Texto seleccionado:
────────────────

Sermón
El filósofo griego Empédocles de Agrigento, de finales del siglo V antes de Cristo, tiene el raro mérito de haber sido el inventor de una doctrina científica que duró al menos, destronada por la Química moderna, hasta el siglo XVIII de nuestra era -aunque aún algunas doctrinas esotéricas y new age la sigan utilizando- a saber: que todas las cosas están integradas por cuatro elementos, tierra, agua, aire y fuego.
Según Empédocles son estos cuatro elementos los que, atravesados cíclicamente por dos fuerzas opuestas -el Eros y el Odio-, se unen y disgregan alternativamente, formando transitoriamente los seres que conocemos y nuestro propio ser humano -también mezcla de agua, tierra, fuego, aire, unidos brevemente por la fuerza del Eros, hasta que seamos nuevamente esparcidos y desbaratados por el poder disgregador del Odio-.
Algo parecido sostenía, un siglo después, Demócrito de Abdera, quien, observando las motas de polvo que revoloteaban en los rayos del sol que entraba por su ventana, coligió que, en realidad, los cuatro elementos estaban formados a su vez por partículas iguales, indivisibles, a las cuales llamó 'átomos' y que eran producto del ingreso del vacío, del 'no ser', en la masa compacta del Ser. Según estos átomos se mezclaran más espesamente o menos, de acuerdo a su proporción de ser y no ser, formaban distintamente los cuatro elementos y, de allí, por impulsos azarosos y de modo también breve, fugaz, los diversos cuerpos que conocemos, hasta que volviera a desunirlos el no-ser. De tal manera que todos los individuos, incluído el hombre, no eran sino producto fortuito y contingente de la combinación de elementos producida por fuerzas ciegas y sin propósito.

────────────────

Material extraído:
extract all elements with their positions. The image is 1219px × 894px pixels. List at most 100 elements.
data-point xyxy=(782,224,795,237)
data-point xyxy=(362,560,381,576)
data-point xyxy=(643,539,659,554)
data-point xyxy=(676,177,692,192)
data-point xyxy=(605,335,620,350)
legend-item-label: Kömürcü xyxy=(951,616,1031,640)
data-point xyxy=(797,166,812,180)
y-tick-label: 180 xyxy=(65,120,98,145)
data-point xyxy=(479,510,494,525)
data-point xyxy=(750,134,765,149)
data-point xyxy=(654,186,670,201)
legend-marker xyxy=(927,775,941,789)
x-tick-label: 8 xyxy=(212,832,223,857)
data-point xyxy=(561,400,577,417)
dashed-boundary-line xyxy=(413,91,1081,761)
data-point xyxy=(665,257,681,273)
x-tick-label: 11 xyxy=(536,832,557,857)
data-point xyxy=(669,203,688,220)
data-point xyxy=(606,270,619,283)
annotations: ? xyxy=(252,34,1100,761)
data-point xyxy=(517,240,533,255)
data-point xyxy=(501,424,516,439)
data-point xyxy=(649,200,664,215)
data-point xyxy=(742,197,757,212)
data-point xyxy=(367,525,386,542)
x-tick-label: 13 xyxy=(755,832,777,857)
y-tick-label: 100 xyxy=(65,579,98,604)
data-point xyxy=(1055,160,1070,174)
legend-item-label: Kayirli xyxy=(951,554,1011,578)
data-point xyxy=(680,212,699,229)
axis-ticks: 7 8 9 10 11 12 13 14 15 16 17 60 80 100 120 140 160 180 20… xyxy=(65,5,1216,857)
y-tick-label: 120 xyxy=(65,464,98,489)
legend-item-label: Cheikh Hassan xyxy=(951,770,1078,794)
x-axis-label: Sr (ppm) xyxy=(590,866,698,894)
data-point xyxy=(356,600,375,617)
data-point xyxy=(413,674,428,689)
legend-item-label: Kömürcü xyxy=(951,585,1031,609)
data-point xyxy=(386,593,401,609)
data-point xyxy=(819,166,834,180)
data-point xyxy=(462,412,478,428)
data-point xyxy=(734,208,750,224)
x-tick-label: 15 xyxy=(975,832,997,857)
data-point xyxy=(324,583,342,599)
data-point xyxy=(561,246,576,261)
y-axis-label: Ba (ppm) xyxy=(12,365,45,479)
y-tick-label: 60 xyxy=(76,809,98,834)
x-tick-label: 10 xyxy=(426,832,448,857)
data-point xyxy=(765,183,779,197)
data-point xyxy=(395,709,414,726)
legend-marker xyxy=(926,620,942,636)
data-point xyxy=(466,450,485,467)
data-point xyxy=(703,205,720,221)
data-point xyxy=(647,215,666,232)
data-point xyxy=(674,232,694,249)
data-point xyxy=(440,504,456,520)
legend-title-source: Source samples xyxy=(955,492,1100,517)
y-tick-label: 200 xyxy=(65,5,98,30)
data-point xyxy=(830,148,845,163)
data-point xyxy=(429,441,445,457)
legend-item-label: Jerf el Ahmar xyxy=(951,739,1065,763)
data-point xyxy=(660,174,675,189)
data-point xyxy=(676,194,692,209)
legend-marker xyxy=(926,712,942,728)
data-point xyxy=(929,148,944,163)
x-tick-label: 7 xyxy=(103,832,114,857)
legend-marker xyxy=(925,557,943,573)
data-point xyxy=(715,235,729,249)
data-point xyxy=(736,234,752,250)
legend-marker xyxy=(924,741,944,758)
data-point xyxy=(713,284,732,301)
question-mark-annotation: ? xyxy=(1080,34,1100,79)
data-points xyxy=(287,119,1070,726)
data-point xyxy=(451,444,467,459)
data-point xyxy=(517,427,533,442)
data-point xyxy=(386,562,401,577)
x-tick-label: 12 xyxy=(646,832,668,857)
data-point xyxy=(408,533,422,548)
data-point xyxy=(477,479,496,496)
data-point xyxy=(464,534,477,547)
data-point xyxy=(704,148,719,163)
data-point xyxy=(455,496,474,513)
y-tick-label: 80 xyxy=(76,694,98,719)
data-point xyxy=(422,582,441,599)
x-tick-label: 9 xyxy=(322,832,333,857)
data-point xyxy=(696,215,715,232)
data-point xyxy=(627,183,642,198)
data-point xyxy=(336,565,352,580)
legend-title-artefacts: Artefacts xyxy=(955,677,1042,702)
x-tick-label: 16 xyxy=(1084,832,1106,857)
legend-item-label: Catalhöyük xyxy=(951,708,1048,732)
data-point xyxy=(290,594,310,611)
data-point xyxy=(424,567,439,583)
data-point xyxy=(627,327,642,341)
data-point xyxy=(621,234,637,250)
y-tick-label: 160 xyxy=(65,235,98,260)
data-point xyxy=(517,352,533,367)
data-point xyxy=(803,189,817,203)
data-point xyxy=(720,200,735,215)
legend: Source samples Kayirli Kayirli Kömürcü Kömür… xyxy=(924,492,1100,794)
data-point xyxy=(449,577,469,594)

────────────────

Instrucciones: Resume en dos oraciones el sermón sobre Empédocles y Demócrito.

Solución: Empédocles de Agrigento inventó la doctrina de que todas las cosas están formadas por cuatro elementos (tierra, agua, aire y fuego), que las fuerzas opuestas del Eros y el Odio unen y disgregan alternativamente para formar de modo transitorio los seres, incluido el ser humano. Un siglo después, Demócrito de Abdera sostuvo que esos elementos se componían a su vez de partículas iguales e indivisibles llamadas átomos, cuyas combinaciones azarosas y fugaces producen los cuerpos, de modo que todo individuo, incluido el hombre, es producto fortuito de fuerzas ciegas y sin propósito.